— start Dataset entries —

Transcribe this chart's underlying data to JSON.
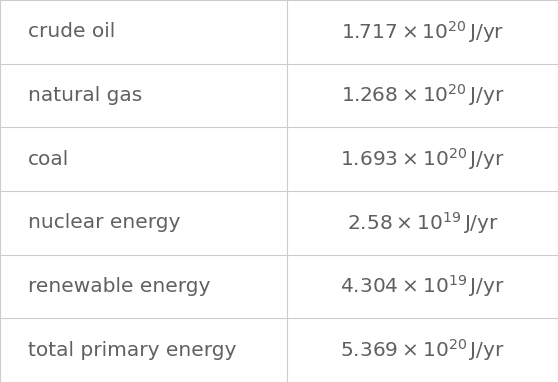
{
  "rows": [
    {
      "label": "crude oil",
      "coefficient": "1.717",
      "exponent": "20"
    },
    {
      "label": "natural gas",
      "coefficient": "1.268",
      "exponent": "20"
    },
    {
      "label": "coal",
      "coefficient": "1.693",
      "exponent": "20"
    },
    {
      "label": "nuclear energy",
      "coefficient": "2.58",
      "exponent": "19"
    },
    {
      "label": "renewable energy",
      "coefficient": "4.304",
      "exponent": "19"
    },
    {
      "label": "total primary energy",
      "coefficient": "5.369",
      "exponent": "20"
    }
  ],
  "col_split": 0.515,
  "bg_color": "#ffffff",
  "text_color": "#606060",
  "line_color": "#cccccc",
  "label_fontsize": 14.5,
  "value_fontsize": 14.5,
  "fig_width": 5.58,
  "fig_height": 3.82,
  "dpi": 100
}
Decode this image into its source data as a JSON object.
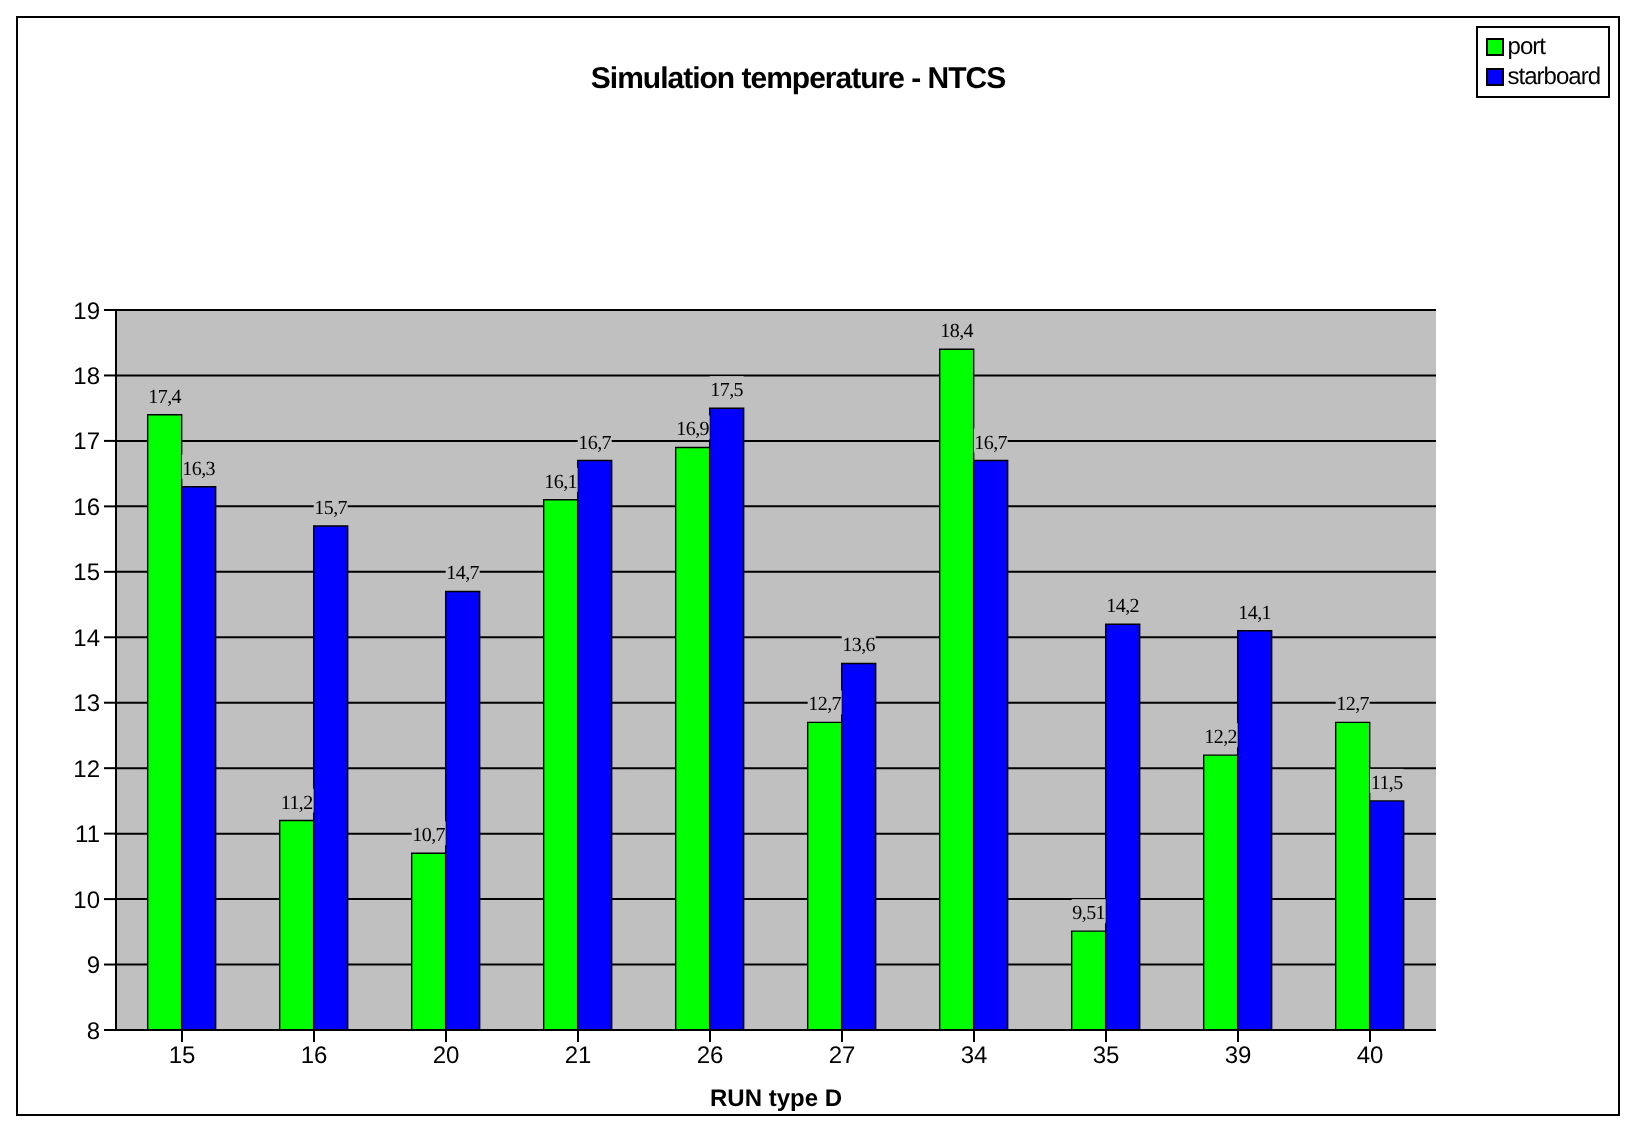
{
  "chart_data": {
    "type": "bar",
    "title": "Simulation temperature - NTCS",
    "xlabel": "RUN type D",
    "categories": [
      "15",
      "16",
      "20",
      "21",
      "26",
      "27",
      "34",
      "35",
      "39",
      "40"
    ],
    "series": [
      {
        "name": "port",
        "color": "#00ff00",
        "values": [
          17.4,
          11.2,
          10.7,
          16.1,
          16.9,
          12.7,
          18.4,
          9.51,
          12.2,
          12.7
        ],
        "value_labels": [
          "17,4",
          "11,2",
          "10,7",
          "16,1",
          "16,9",
          "12,7",
          "18,4",
          "9,51",
          "12,2",
          "12,7"
        ]
      },
      {
        "name": "starboard",
        "color": "#0000ff",
        "values": [
          16.3,
          15.7,
          14.7,
          16.7,
          17.5,
          13.6,
          16.7,
          14.2,
          14.1,
          11.5
        ],
        "value_labels": [
          "16,3",
          "15,7",
          "14,7",
          "16,7",
          "17,5",
          "13,6",
          "16,7",
          "14,2",
          "14,1",
          "11,5"
        ]
      }
    ],
    "ylim": [
      8,
      19
    ],
    "yticks": [
      8,
      9,
      10,
      11,
      12,
      13,
      14,
      15,
      16,
      17,
      18,
      19
    ],
    "grid": "y",
    "legend": "top right"
  }
}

— end Dataset entries —

• Short problem:
Reproduce precisely the lines of the listing above, from the line containing "Decode this image" to the last line, both ends included. Pictures are to be omitted.

• Answer for the task:
Decode this image into its source data as a JSON object.
{
  "chart_data": {
    "type": "bar",
    "title": "Simulation temperature - NTCS",
    "xlabel": "RUN type D",
    "categories": [
      "15",
      "16",
      "20",
      "21",
      "26",
      "27",
      "34",
      "35",
      "39",
      "40"
    ],
    "series": [
      {
        "name": "port",
        "color": "#00ff00",
        "values": [
          17.4,
          11.2,
          10.7,
          16.1,
          16.9,
          12.7,
          18.4,
          9.51,
          12.2,
          12.7
        ],
        "value_labels": [
          "17,4",
          "11,2",
          "10,7",
          "16,1",
          "16,9",
          "12,7",
          "18,4",
          "9,51",
          "12,2",
          "12,7"
        ]
      },
      {
        "name": "starboard",
        "color": "#0000ff",
        "values": [
          16.3,
          15.7,
          14.7,
          16.7,
          17.5,
          13.6,
          16.7,
          14.2,
          14.1,
          11.5
        ],
        "value_labels": [
          "16,3",
          "15,7",
          "14,7",
          "16,7",
          "17,5",
          "13,6",
          "16,7",
          "14,2",
          "14,1",
          "11,5"
        ]
      }
    ],
    "ylim": [
      8,
      19
    ],
    "yticks": [
      8,
      9,
      10,
      11,
      12,
      13,
      14,
      15,
      16,
      17,
      18,
      19
    ],
    "grid": "y",
    "legend": "top right"
  }
}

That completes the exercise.